**Problème à traiter**
Dans le récit de l'arrivée au canal de Kiel, remplace « remorqueur » par « pilote », puis recopie le passage qui va de « Le 30 août, 20 » à « zones de croisement. ».

**Texte à lire**
───
Le 30 août, 20 nœuds -90t de fuel lourd par jour- en mer du Nord, pour arriver vers 17h30 à l’entrée du canal de Kiel. Une demi-heure d’attente, prise d’un remorqueur - obligatoire à cause de notre taille- et entrée dans le sas. Des travaux en cours pour une nouvelle écluse qui renforcera les 4 existantes, 2 grandes de 1914, 310m de long et 2 petites de 1895, 125m. Le canal connait un trafic soutenu, il évite de faire le tour de la péninsule du Jutland. La distance de 53 M se fait, s’il n’y a pas d’attente, en environ 10 h, à la vitesse de 6 nœuds.  La largeur du canal varie entre 100 m et 200 m au niveau des zones de croisement.
───
Enregistrements bruts
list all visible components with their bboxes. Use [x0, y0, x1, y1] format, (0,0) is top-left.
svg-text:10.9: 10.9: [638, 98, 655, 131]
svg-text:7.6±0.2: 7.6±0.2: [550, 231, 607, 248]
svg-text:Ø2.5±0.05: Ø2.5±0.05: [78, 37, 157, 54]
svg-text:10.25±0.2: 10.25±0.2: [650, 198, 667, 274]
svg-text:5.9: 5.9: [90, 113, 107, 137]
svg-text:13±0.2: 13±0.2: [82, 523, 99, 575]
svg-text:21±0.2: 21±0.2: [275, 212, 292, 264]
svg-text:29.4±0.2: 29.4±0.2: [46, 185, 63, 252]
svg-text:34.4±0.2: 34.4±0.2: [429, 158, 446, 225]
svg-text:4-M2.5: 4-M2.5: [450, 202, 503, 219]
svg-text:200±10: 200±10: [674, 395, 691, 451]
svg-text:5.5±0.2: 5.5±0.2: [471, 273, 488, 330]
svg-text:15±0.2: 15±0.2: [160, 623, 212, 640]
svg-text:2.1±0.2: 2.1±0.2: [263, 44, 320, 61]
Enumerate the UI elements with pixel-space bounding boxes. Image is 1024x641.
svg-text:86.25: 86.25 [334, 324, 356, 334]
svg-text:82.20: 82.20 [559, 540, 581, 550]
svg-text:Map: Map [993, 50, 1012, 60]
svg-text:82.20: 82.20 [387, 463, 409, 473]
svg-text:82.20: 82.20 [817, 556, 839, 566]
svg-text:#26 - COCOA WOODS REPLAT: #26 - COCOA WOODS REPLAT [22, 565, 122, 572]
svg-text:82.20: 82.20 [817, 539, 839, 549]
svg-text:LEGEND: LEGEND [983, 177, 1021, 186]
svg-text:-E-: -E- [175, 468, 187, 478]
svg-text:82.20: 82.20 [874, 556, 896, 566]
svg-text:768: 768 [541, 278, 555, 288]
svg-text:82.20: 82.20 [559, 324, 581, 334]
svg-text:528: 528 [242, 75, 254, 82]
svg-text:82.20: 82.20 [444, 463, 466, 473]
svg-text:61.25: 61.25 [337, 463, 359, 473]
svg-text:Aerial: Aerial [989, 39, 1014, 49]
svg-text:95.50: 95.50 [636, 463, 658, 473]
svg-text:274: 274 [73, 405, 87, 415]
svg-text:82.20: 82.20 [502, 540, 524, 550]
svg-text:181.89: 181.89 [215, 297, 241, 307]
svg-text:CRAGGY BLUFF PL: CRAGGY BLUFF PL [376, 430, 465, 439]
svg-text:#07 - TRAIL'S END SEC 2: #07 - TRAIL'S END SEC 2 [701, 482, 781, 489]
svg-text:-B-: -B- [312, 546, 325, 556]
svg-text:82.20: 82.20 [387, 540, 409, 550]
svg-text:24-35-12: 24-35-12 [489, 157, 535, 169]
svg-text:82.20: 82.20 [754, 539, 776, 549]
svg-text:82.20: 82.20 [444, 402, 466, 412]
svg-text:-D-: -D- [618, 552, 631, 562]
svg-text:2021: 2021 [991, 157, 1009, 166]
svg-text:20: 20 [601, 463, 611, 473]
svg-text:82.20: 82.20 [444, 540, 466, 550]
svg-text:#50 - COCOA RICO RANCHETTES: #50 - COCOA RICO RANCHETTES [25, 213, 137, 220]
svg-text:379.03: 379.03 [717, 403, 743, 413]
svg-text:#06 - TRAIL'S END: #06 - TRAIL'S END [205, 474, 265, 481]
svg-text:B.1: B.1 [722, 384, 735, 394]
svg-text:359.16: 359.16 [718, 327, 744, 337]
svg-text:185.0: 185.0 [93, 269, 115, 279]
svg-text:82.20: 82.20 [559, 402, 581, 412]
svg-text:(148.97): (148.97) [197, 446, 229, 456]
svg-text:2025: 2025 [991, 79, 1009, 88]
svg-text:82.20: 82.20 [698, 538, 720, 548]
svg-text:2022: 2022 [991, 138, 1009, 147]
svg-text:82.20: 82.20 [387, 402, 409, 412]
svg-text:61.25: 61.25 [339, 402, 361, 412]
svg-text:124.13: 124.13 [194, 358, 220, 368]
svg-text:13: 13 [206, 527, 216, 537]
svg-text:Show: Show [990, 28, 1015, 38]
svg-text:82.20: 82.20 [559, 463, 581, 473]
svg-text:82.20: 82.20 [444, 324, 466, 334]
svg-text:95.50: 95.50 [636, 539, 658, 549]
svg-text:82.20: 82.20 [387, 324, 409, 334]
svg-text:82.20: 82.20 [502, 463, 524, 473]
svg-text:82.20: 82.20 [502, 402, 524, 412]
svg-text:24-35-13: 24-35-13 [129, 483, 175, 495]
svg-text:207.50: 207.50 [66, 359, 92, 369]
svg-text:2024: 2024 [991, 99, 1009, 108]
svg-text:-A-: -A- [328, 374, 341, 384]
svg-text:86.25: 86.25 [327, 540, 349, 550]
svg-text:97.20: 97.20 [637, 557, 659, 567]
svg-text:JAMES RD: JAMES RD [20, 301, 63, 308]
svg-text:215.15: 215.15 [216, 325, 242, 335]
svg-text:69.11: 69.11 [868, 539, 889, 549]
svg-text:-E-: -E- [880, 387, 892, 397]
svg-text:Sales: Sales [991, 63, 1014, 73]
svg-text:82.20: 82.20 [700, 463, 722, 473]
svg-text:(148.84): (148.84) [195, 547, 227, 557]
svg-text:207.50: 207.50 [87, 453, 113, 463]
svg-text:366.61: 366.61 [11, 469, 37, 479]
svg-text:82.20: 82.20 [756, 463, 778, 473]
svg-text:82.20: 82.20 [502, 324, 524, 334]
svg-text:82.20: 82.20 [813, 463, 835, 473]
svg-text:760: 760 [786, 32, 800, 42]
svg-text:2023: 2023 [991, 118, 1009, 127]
───
**Corrigé de l'exercice**
Le 30 août, 20 nœuds -90t de fuel lourd par jour- en mer du Nord, pour arriver vers 17h30 à l’entrée du canal de Kiel. Une demi-heure d’attente, prise d’un pilote - obligatoire à cause de notre taille- et entrée dans le sas. Des travaux en cours pour une nouvelle écluse qui renforcera les 4 existantes, 2 grandes de 1914, 310m de long et 2 petites de 1895, 125m. Le canal connait un trafic soutenu, il évite de faire le tour de la péninsule du Jutland. La distance de 53 M se fait, s’il n’y a pas d’attente, en environ 10 h, à la vitesse de 6 nœuds.  La largeur du canal varie entre 100 m et 200 m au niveau des zones de croisement.